** start of PROVIDED DATA **
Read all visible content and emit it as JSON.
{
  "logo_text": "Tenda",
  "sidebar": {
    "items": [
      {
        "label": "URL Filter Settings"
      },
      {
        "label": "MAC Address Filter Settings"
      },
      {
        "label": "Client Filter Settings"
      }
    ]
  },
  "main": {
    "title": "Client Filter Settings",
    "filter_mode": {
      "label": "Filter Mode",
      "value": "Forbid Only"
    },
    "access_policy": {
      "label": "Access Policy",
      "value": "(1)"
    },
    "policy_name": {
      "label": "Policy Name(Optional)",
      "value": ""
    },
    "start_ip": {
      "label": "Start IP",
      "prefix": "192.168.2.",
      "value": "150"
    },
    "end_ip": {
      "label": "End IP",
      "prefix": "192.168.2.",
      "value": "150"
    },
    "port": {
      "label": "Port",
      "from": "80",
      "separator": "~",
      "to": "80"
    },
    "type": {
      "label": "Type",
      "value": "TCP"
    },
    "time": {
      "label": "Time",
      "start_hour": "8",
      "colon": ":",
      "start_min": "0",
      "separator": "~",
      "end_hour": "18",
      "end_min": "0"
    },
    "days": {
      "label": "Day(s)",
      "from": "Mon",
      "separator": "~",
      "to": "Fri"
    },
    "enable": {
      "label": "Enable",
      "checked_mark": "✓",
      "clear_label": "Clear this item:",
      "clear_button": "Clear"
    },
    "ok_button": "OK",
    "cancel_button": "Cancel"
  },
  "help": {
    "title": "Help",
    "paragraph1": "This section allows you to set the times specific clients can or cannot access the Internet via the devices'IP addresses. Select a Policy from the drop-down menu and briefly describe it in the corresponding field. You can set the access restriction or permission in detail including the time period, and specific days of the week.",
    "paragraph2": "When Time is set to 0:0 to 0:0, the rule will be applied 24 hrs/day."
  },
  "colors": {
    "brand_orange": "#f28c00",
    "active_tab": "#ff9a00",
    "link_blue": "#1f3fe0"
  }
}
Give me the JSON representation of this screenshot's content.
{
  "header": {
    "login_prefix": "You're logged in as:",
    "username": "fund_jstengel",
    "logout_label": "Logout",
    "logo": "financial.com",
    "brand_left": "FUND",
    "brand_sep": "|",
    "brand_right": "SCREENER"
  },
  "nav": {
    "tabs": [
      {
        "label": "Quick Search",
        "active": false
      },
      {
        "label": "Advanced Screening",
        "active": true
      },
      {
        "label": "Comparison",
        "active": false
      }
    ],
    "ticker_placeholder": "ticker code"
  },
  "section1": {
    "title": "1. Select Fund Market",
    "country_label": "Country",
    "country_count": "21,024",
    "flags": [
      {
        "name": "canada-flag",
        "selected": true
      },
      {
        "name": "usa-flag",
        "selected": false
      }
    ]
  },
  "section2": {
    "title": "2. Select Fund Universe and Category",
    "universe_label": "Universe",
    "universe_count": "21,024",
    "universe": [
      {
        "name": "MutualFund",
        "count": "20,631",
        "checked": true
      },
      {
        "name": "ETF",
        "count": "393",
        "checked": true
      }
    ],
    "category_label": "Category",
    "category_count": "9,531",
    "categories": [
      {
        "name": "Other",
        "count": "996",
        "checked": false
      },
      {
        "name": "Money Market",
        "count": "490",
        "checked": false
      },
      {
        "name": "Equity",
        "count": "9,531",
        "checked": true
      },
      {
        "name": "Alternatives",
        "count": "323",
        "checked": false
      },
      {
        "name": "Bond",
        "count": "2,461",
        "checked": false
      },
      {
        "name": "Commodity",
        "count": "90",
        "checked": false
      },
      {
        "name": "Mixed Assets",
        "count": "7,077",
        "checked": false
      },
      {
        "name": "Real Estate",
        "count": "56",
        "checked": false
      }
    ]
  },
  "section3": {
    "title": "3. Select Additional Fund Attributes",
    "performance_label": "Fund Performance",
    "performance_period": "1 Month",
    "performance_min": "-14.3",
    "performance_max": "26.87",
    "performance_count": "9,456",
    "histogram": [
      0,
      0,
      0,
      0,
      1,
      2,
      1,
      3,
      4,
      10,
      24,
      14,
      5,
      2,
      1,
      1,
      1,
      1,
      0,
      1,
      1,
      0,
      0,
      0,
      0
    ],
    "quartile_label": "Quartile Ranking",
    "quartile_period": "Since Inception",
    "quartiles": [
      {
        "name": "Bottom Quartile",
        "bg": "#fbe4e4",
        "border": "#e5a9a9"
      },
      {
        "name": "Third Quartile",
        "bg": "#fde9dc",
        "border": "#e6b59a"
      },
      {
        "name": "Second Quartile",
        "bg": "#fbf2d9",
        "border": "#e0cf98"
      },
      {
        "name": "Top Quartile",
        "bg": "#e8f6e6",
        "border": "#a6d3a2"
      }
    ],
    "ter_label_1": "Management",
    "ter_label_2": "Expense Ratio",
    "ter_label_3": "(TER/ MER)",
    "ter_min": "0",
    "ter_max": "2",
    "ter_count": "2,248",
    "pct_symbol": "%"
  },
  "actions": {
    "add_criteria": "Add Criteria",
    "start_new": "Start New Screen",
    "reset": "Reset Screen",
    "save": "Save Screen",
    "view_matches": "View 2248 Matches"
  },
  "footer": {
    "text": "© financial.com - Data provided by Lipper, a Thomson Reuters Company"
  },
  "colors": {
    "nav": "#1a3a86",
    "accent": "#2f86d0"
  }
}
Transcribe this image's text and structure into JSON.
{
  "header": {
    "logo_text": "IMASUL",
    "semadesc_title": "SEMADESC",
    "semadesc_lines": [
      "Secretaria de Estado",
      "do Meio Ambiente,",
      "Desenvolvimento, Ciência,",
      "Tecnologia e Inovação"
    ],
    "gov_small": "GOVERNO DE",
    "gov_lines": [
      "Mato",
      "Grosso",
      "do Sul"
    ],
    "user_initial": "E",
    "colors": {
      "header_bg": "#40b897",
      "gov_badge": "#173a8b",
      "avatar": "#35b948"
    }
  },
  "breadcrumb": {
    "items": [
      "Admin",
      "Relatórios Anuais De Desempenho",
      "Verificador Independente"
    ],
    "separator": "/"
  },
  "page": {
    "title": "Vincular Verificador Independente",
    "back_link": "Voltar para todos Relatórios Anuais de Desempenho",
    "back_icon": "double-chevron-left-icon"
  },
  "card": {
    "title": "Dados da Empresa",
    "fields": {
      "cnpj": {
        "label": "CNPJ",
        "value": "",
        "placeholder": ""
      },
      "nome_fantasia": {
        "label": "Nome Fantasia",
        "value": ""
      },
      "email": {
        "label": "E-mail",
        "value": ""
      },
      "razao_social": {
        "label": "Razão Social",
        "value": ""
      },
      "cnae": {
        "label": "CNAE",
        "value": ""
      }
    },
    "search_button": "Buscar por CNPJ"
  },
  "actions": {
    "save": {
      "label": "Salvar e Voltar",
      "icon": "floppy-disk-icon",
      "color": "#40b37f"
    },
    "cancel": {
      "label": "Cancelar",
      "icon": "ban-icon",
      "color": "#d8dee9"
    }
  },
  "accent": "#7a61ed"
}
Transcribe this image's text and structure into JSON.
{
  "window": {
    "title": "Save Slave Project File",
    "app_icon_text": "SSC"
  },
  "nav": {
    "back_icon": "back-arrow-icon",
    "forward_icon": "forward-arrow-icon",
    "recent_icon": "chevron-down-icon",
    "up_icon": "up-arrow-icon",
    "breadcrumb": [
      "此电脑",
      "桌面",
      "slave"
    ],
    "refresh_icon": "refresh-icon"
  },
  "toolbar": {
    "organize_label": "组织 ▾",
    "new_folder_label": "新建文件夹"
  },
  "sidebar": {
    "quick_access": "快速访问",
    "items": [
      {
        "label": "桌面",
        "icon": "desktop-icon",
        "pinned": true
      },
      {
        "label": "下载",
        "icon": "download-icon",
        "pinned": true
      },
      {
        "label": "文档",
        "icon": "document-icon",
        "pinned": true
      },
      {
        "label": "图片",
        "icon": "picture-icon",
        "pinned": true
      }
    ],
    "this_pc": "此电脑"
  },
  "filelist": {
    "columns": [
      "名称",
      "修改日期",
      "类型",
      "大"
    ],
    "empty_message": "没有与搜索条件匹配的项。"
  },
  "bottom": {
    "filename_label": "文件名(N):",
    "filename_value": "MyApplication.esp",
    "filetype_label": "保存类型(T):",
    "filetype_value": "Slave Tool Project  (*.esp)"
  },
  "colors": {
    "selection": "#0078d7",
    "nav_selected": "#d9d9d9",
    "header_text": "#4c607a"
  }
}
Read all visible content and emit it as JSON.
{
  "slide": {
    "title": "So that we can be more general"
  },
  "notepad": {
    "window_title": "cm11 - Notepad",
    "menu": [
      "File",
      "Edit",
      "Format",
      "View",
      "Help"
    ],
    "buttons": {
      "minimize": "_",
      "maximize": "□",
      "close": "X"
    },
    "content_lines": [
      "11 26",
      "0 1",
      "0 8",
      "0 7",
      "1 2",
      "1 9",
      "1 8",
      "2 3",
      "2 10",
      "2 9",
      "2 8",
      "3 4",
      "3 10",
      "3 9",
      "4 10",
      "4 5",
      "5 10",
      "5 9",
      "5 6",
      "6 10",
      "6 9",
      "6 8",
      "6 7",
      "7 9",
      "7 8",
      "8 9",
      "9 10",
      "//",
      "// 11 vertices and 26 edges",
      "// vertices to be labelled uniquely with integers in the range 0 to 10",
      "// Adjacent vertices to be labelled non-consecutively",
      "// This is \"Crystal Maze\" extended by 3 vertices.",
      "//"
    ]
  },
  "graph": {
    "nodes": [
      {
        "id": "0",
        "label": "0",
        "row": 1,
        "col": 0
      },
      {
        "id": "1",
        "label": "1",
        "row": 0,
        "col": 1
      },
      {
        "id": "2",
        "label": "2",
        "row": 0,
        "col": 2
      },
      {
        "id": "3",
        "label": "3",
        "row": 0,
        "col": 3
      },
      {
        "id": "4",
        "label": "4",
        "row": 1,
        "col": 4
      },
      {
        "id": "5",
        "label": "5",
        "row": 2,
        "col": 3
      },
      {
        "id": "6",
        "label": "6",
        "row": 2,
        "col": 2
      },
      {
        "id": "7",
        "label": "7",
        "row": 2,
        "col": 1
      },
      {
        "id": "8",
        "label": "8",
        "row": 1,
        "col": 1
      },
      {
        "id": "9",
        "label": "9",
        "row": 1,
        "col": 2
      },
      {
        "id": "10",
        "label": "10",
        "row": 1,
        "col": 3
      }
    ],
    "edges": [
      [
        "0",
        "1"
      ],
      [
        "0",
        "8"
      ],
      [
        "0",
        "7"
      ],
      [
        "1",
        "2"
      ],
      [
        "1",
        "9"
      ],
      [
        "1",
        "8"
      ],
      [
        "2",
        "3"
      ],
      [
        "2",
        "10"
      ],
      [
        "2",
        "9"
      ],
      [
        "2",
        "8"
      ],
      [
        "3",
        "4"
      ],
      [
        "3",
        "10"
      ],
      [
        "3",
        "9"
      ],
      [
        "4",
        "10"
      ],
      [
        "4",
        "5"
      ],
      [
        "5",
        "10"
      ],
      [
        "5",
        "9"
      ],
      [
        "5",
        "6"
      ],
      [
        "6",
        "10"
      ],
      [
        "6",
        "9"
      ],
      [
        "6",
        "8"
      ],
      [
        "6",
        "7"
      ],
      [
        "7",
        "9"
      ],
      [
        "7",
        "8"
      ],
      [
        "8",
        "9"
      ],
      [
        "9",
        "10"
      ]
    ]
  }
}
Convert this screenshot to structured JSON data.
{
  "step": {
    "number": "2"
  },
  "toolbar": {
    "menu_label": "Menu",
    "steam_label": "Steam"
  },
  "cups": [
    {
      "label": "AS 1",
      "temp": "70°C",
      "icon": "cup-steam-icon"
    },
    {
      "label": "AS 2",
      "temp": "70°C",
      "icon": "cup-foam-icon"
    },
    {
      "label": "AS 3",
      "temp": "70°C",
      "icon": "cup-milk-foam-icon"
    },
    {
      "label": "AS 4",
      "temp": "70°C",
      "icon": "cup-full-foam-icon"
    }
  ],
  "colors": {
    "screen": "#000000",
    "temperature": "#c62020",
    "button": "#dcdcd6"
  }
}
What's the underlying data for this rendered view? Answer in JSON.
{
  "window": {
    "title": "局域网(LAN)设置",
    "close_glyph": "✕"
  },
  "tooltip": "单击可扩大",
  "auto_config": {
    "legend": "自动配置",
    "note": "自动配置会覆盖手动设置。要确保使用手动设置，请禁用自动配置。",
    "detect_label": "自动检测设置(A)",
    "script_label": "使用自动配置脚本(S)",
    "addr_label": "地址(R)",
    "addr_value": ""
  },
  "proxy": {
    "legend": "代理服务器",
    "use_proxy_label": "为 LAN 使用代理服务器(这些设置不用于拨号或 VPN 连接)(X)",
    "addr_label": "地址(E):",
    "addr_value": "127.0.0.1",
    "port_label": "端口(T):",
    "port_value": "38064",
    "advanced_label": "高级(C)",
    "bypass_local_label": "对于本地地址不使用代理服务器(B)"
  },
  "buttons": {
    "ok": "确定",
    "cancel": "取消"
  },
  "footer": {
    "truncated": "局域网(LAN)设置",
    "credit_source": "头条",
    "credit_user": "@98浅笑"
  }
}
** end of PROVIDED DATA **
Report every line in the data above in which the word "Anuais" appears.

● THE SOLUTION
      "Relatórios Anuais De Desempenho",
    "back_link": "Voltar para todos Relatórios Anuais de Desempenho",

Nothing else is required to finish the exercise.